begin Provided records
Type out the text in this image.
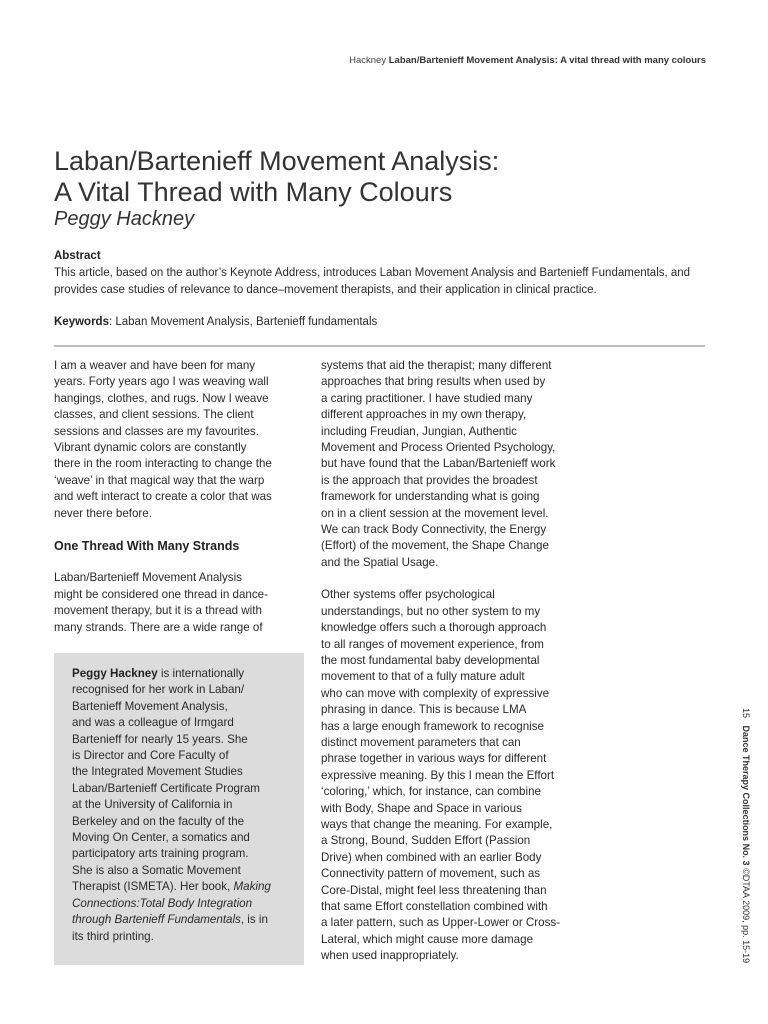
Hackney Laban/Bartenieff Movement Analysis: A vital thread with many colours
Laban/Bartenieff Movement Analysis:
A Vital Thread with Many Colours
Peggy Hackney
Abstract
This article, based on the author’s Keynote Address, introduces Laban Movement Analysis and Bartenieff Fundamentals, and provides case studies of relevance to dance–movement therapists, and their application in clinical practice.
Keywords: Laban Movement Analysis, Bartenieff fundamentals

I am a weaver and have been for many
years. Forty years ago I was weaving wall
hangings, clothes, and rugs. Now I weave
classes, and client sessions. The client
sessions and classes are my favourites.
Vibrant dynamic colors are constantly
there in the room interacting to change the
‘weave’ in that magical way that the warp
and weft interact to create a color that was
never there before.

One Thread With Many Strands

Laban/Bartenieff Movement Analysis
might be considered one thread in dance-
movement therapy, but it is a thread with
many strands. There are a wide range of

Peggy Hackney is internationally
recognised for her work in Laban/
Bartenieff Movement Analysis,
and was a colleague of Irmgard
Bartenieff for nearly 15 years. She
is Director and Core Faculty of
the Integrated Movement Studies
Laban/Bartenieff Certificate Program
at the University of California in
Berkeley and on the faculty of the
Moving On Center, a somatics and
participatory arts training program.
She is also a Somatic Movement
Therapist (ISMETA). Her book, Making
Connections:Total Body Integration
through Bartenieff Fundamentals, is in
its third printing.

systems that aid the therapist; many different
approaches that bring results when used by
a caring practitioner. I have studied many
different approaches in my own therapy,
including Freudian, Jungian, Authentic
Movement and Process Oriented Psychology,
but have found that the Laban/Bartenieff work
is the approach that provides the broadest
framework for understanding what is going
on in a client session at the movement level.
We can track Body Connectivity, the Energy
(Effort) of the movement, the Shape Change
and the Spatial Usage.

Other systems offer psychological
understandings, but no other system to my
knowledge offers such a thorough approach
to all ranges of movement experience, from
the most fundamental baby developmental
movement to that of a fully mature adult
who can move with complexity of expressive
phrasing in dance. This is because LMA
has a large enough framework to recognise
distinct movement parameters that can
phrase together in various ways for different
expressive meaning. By this I mean the Effort
‘coloring,’ which, for instance, can combine
with Body, Shape and Space in various
ways that change the meaning. For example,
a Strong, Bound, Sudden Effort (Passion
Drive) when combined with an earlier Body
Connectivity pattern of movement, such as
Core-Distal, might feel less threatening than
that same Effort constellation combined with
a later pattern, such as Upper-Lower or Cross-
Lateral, which might cause more damage
when used inappropriately.

15   Dance Therapy Collections No. 3 ©DTAA 2009, pp. 15-19
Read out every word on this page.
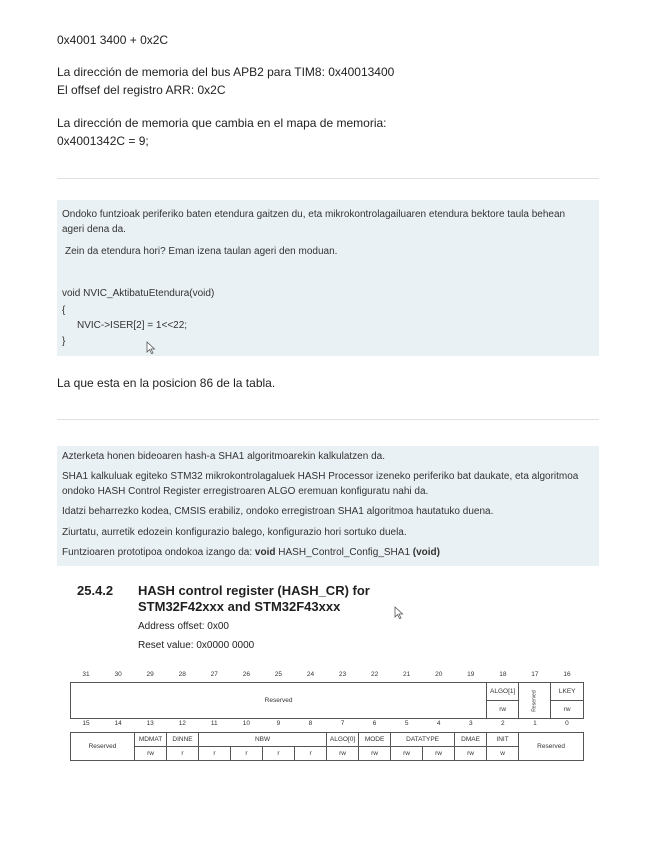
0x4001 3400 + 0x2C
La dirección de memoria del bus APB2 para TIM8: 0x40013400
El offsef del registro ARR: 0x2C
La dirección de memoria que cambia en el mapa de memoria:
0x4001342C = 9;
Ondoko funtzioak periferiko baten etendura gaitzen du, eta mikrokontrolagailuaren etendura bektore taula behean
ageri dena da.
Zein da etendura hori? Eman izena taulan ageri den moduan.
void NVIC_AktibatuEtendura(void)
{
NVIC->ISER[2] = 1<<22;
}
La que esta en la posicion 86 de la tabla.
Azterketa honen bideoaren hash-a SHA1 algoritmoarekin kalkulatzen da.
SHA1 kalkuluak egiteko STM32 mikrokontrolagaluek HASH Processor izeneko periferiko bat daukate, eta algoritmoa
ondoko HASH Control Register erregistroaren ALGO eremuan konfiguratu nahi da.
Idatzi beharrezko kodea, CMSIS erabiliz, ondoko erregistroan SHA1 algoritmoa hautatuko duena.
Ziurtatu, aurretik edozein konfigurazio balego, konfigurazio hori sortuko duela.
Funtzioaren prototipoa ondokoa izango da: void HASH_Control_Config_SHA1 (void)
25.4.2 HASH control register (HASH_CR) for
STM32F42xxx and STM32F43xxx
Address offset: 0x00
Reset value: 0x0000 0000
31	30	29	28	27	26	25	24	23	22	21	20	19	18	17	16
Reserved	ALGO[1]	Reserved	LKEY
	rw		rw
15	14	13	12	11	10	9	8	7	6	5	4	3	2	1	0
Reserved	MDMAT	DINNE	NBW				ALGO[0]	MODE	DATATYPE		DMAE	INIT	Reserved
	rw	r	r	r	r	r	rw	rw	rw	rw	rw	w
end Provided records
Return each line exactly as written. Any picture gets left out.

Type out the text in this image.
Hackney Laban/Bartenieff Movement Analysis: A vital thread with many colours
Laban/Bartenieff Movement Analysis:
A Vital Thread with Many Colours
Peggy Hackney
Abstract
This article, based on the author’s Keynote Address, introduces Laban Movement Analysis and Bartenieff Fundamentals, and provides case studies of relevance to dance–movement therapists, and their application in clinical practice.
Keywords: Laban Movement Analysis, Bartenieff fundamentals

I am a weaver and have been for many
years. Forty years ago I was weaving wall
hangings, clothes, and rugs. Now I weave
classes, and client sessions. The client
sessions and classes are my favourites.
Vibrant dynamic colors are constantly
there in the room interacting to change the
‘weave’ in that magical way that the warp
and weft interact to create a color that was
never there before.

One Thread With Many Strands

Laban/Bartenieff Movement Analysis
might be considered one thread in dance-
movement therapy, but it is a thread with
many strands. There are a wide range of

Peggy Hackney is internationally
recognised for her work in Laban/
Bartenieff Movement Analysis,
and was a colleague of Irmgard
Bartenieff for nearly 15 years. She
is Director and Core Faculty of
the Integrated Movement Studies
Laban/Bartenieff Certificate Program
at the University of California in
Berkeley and on the faculty of the
Moving On Center, a somatics and
participatory arts training program.
She is also a Somatic Movement
Therapist (ISMETA). Her book, Making
Connections:Total Body Integration
through Bartenieff Fundamentals, is in
its third printing.

systems that aid the therapist; many different
approaches that bring results when used by
a caring practitioner. I have studied many
different approaches in my own therapy,
including Freudian, Jungian, Authentic
Movement and Process Oriented Psychology,
but have found that the Laban/Bartenieff work
is the approach that provides the broadest
framework for understanding what is going
on in a client session at the movement level.
We can track Body Connectivity, the Energy
(Effort) of the movement, the Shape Change
and the Spatial Usage.

Other systems offer psychological
understandings, but no other system to my
knowledge offers such a thorough approach
to all ranges of movement experience, from
the most fundamental baby developmental
movement to that of a fully mature adult
who can move with complexity of expressive
phrasing in dance. This is because LMA
has a large enough framework to recognise
distinct movement parameters that can
phrase together in various ways for different
expressive meaning. By this I mean the Effort
‘coloring,’ which, for instance, can combine
with Body, Shape and Space in various
ways that change the meaning. For example,
a Strong, Bound, Sudden Effort (Passion
Drive) when combined with an earlier Body
Connectivity pattern of movement, such as
Core-Distal, might feel less threatening than
that same Effort constellation combined with
a later pattern, such as Upper-Lower or Cross-
Lateral, which might cause more damage
when used inappropriately.

15   Dance Therapy Collections No. 3 ©DTAA 2009, pp. 15-19
Read out every word on this page.
0x4001 3400 + 0x2C
La dirección de memoria del bus APB2 para TIM8: 0x40013400
El offsef del registro ARR: 0x2C
La dirección de memoria que cambia en el mapa de memoria:
0x4001342C = 9;
Ondoko funtzioak periferiko baten etendura gaitzen du, eta mikrokontrolagailuaren etendura bektore taula behean
ageri dena da.
Zein da etendura hori? Eman izena taulan ageri den moduan.
void NVIC_AktibatuEtendura(void)
{
NVIC->ISER[2] = 1<<22;
}
La que esta en la posicion 86 de la tabla.
Azterketa honen bideoaren hash-a SHA1 algoritmoarekin kalkulatzen da.
SHA1 kalkuluak egiteko STM32 mikrokontrolagaluek HASH Processor izeneko periferiko bat daukate, eta algoritmoa
ondoko HASH Control Register erregistroaren ALGO eremuan konfiguratu nahi da.
Idatzi beharrezko kodea, CMSIS erabiliz, ondoko erregistroan SHA1 algoritmoa hautatuko duena.
Ziurtatu, aurretik edozein konfigurazio balego, konfigurazio hori sortuko duela.
Funtzioaren prototipoa ondokoa izango da: void HASH_Control_Config_SHA1 (void)
25.4.2 HASH control register (HASH_CR) for
STM32F42xxx and STM32F43xxx
Address offset: 0x00
Reset value: 0x0000 0000
31	30	29	28	27	26	25	24	23	22	21	20	19	18	17	16
Reserved	ALGO[1]	Reserved	LKEY
	rw		rw
15	14	13	12	11	10	9	8	7	6	5	4	3	2	1	0
Reserved	MDMAT	DINNE	NBW				ALGO[0]	MODE	DATATYPE		DMAE	INIT	Reserved
	rw	r	r	r	r	r	rw	rw	rw	rw	rw	w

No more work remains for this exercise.